| Exercise task |
Return the full material exactly.

| Dataset content |
START

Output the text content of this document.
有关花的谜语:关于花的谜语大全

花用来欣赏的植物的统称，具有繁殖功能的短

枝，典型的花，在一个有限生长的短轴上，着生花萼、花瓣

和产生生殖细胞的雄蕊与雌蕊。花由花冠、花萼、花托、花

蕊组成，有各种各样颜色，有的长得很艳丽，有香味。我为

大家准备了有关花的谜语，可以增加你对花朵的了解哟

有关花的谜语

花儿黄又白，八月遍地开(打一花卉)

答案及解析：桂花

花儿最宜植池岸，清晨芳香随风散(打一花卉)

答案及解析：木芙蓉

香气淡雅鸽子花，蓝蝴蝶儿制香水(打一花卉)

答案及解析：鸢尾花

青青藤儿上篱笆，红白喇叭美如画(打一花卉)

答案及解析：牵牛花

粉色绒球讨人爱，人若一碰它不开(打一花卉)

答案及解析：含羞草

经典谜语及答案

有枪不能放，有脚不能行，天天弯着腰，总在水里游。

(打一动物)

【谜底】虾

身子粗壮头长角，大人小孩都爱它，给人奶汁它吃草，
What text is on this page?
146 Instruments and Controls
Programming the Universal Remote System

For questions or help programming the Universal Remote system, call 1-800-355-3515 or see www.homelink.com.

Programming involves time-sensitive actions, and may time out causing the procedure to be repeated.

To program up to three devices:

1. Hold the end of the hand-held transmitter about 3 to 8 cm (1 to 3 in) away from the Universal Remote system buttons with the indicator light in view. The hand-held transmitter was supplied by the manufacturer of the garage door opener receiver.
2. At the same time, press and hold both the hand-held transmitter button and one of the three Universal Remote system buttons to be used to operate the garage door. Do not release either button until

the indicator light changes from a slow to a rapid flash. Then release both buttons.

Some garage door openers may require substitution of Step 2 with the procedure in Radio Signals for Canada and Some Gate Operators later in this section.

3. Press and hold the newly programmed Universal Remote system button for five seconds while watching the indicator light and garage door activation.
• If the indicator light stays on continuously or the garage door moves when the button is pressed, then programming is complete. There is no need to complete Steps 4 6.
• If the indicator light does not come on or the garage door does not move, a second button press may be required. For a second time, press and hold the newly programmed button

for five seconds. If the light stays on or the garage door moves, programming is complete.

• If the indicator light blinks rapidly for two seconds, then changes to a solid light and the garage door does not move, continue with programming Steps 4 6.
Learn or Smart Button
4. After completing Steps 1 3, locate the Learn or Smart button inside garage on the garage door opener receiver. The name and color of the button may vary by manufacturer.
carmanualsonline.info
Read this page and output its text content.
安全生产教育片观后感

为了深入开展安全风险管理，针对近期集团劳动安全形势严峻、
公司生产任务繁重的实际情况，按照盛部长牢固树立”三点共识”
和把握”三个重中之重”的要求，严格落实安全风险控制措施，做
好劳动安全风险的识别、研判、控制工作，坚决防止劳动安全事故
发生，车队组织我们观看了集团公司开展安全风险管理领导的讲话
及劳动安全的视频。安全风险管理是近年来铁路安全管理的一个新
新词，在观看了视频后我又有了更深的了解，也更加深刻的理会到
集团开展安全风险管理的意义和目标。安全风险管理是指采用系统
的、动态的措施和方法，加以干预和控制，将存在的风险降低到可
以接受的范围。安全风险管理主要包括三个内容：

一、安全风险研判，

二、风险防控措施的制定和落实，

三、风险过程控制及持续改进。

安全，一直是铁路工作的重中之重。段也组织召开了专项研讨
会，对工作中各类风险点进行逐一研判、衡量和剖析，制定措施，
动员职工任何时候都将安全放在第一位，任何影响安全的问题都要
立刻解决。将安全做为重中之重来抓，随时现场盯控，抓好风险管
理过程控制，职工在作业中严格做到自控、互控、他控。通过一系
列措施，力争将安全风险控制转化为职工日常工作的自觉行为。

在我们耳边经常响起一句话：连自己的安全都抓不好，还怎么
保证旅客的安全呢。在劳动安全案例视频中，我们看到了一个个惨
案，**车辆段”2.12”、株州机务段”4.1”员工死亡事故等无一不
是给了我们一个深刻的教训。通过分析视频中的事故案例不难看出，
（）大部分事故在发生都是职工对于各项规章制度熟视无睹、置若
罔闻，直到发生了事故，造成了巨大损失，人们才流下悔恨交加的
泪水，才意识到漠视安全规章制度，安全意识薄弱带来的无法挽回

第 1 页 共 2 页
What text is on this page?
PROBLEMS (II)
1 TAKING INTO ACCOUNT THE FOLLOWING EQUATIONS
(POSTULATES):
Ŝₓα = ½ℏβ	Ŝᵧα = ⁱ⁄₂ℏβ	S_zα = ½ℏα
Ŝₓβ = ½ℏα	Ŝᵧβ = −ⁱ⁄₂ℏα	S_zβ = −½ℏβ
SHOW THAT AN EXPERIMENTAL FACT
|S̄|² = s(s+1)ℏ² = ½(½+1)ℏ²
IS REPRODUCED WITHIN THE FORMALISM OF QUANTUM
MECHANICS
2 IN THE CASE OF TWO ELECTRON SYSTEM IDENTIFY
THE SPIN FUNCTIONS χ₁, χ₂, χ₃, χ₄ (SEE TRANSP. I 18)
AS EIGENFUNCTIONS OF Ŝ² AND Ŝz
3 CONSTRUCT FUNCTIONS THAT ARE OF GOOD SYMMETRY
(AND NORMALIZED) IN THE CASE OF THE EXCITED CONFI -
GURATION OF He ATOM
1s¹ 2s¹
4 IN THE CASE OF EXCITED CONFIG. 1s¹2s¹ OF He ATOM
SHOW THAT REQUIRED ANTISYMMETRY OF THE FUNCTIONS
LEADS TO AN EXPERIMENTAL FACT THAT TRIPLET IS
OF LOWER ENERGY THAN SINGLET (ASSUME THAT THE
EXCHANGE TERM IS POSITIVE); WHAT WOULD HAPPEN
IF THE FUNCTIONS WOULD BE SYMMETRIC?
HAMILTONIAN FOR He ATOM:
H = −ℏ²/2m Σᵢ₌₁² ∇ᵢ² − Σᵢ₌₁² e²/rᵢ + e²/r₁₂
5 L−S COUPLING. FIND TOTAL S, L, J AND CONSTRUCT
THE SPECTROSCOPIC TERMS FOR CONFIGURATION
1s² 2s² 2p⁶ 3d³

END

| The reply |
Output the text content of this document.
有关花的谜语:关于花的谜语大全

花用来欣赏的植物的统称，具有繁殖功能的短

枝，典型的花，在一个有限生长的短轴上，着生花萼、花瓣

和产生生殖细胞的雄蕊与雌蕊。花由花冠、花萼、花托、花

蕊组成，有各种各样颜色，有的长得很艳丽，有香味。我为

大家准备了有关花的谜语，可以增加你对花朵的了解哟

有关花的谜语

花儿黄又白，八月遍地开(打一花卉)

答案及解析：桂花

花儿最宜植池岸，清晨芳香随风散(打一花卉)

答案及解析：木芙蓉

香气淡雅鸽子花，蓝蝴蝶儿制香水(打一花卉)

答案及解析：鸢尾花

青青藤儿上篱笆，红白喇叭美如画(打一花卉)

答案及解析：牵牛花

粉色绒球讨人爱，人若一碰它不开(打一花卉)

答案及解析：含羞草

经典谜语及答案

有枪不能放，有脚不能行，天天弯着腰，总在水里游。

(打一动物)

【谜底】虾

身子粗壮头长角，大人小孩都爱它，给人奶汁它吃草，
What text is on this page?
146 Instruments and Controls
Programming the Universal Remote System

For questions or help programming the Universal Remote system, call 1-800-355-3515 or see www.homelink.com.

Programming involves time-sensitive actions, and may time out causing the procedure to be repeated.

To program up to three devices:

1. Hold the end of the hand-held transmitter about 3 to 8 cm (1 to 3 in) away from the Universal Remote system buttons with the indicator light in view. The hand-held transmitter was supplied by the manufacturer of the garage door opener receiver.
2. At the same time, press and hold both the hand-held transmitter button and one of the three Universal Remote system buttons to be used to operate the garage door. Do not release either button until

the indicator light changes from a slow to a rapid flash. Then release both buttons.

Some garage door openers may require substitution of Step 2 with the procedure in Radio Signals for Canada and Some Gate Operators later in this section.

3. Press and hold the newly programmed Universal Remote system button for five seconds while watching the indicator light and garage door activation.
• If the indicator light stays on continuously or the garage door moves when the button is pressed, then programming is complete. There is no need to complete Steps 4 6.
• If the indicator light does not come on or the garage door does not move, a second button press may be required. For a second time, press and hold the newly programmed button

for five seconds. If the light stays on or the garage door moves, programming is complete.

• If the indicator light blinks rapidly for two seconds, then changes to a solid light and the garage door does not move, continue with programming Steps 4 6.
Learn or Smart Button
4. After completing Steps 1 3, locate the Learn or Smart button inside garage on the garage door opener receiver. The name and color of the button may vary by manufacturer.
carmanualsonline.info
Read this page and output its text content.
安全生产教育片观后感

为了深入开展安全风险管理，针对近期集团劳动安全形势严峻、
公司生产任务繁重的实际情况，按照盛部长牢固树立”三点共识”
和把握”三个重中之重”的要求，严格落实安全风险控制措施，做
好劳动安全风险的识别、研判、控制工作，坚决防止劳动安全事故
发生，车队组织我们观看了集团公司开展安全风险管理领导的讲话
及劳动安全的视频。安全风险管理是近年来铁路安全管理的一个新
新词，在观看了视频后我又有了更深的了解，也更加深刻的理会到
集团开展安全风险管理的意义和目标。安全风险管理是指采用系统
的、动态的措施和方法，加以干预和控制，将存在的风险降低到可
以接受的范围。安全风险管理主要包括三个内容：

一、安全风险研判，

二、风险防控措施的制定和落实，

三、风险过程控制及持续改进。

安全，一直是铁路工作的重中之重。段也组织召开了专项研讨
会，对工作中各类风险点进行逐一研判、衡量和剖析，制定措施，
动员职工任何时候都将安全放在第一位，任何影响安全的问题都要
立刻解决。将安全做为重中之重来抓，随时现场盯控，抓好风险管
理过程控制，职工在作业中严格做到自控、互控、他控。通过一系
列措施，力争将安全风险控制转化为职工日常工作的自觉行为。

在我们耳边经常响起一句话：连自己的安全都抓不好，还怎么
保证旅客的安全呢。在劳动安全案例视频中，我们看到了一个个惨
案，**车辆段”2.12”、株州机务段”4.1”员工死亡事故等无一不
是给了我们一个深刻的教训。通过分析视频中的事故案例不难看出，
（）大部分事故在发生都是职工对于各项规章制度熟视无睹、置若
罔闻，直到发生了事故，造成了巨大损失，人们才流下悔恨交加的
泪水，才意识到漠视安全规章制度，安全意识薄弱带来的无法挽回

第 1 页 共 2 页
What text is on this page?
PROBLEMS (II)
1 TAKING INTO ACCOUNT THE FOLLOWING EQUATIONS
(POSTULATES):
Ŝₓα = ½ℏβ	Ŝᵧα = ⁱ⁄₂ℏβ	S_zα = ½ℏα
Ŝₓβ = ½ℏα	Ŝᵧβ = −ⁱ⁄₂ℏα	S_zβ = −½ℏβ
SHOW THAT AN EXPERIMENTAL FACT
|S̄|² = s(s+1)ℏ² = ½(½+1)ℏ²
IS REPRODUCED WITHIN THE FORMALISM OF QUANTUM
MECHANICS
2 IN THE CASE OF TWO ELECTRON SYSTEM IDENTIFY
THE SPIN FUNCTIONS χ₁, χ₂, χ₃, χ₄ (SEE TRANSP. I 18)
AS EIGENFUNCTIONS OF Ŝ² AND Ŝz
3 CONSTRUCT FUNCTIONS THAT ARE OF GOOD SYMMETRY
(AND NORMALIZED) IN THE CASE OF THE EXCITED CONFI -
GURATION OF He ATOM
1s¹ 2s¹
4 IN THE CASE OF EXCITED CONFIG. 1s¹2s¹ OF He ATOM
SHOW THAT REQUIRED ANTISYMMETRY OF THE FUNCTIONS
LEADS TO AN EXPERIMENTAL FACT THAT TRIPLET IS
OF LOWER ENERGY THAN SINGLET (ASSUME THAT THE
EXCHANGE TERM IS POSITIVE); WHAT WOULD HAPPEN
IF THE FUNCTIONS WOULD BE SYMMETRIC?
HAMILTONIAN FOR He ATOM:
H = −ℏ²/2m Σᵢ₌₁² ∇ᵢ² − Σᵢ₌₁² e²/rᵢ + e²/r₁₂
5 L−S COUPLING. FIND TOTAL S, L, J AND CONSTRUCT
THE SPECTROSCOPIC TERMS FOR CONFIGURATION
1s² 2s² 2p⁶ 3d³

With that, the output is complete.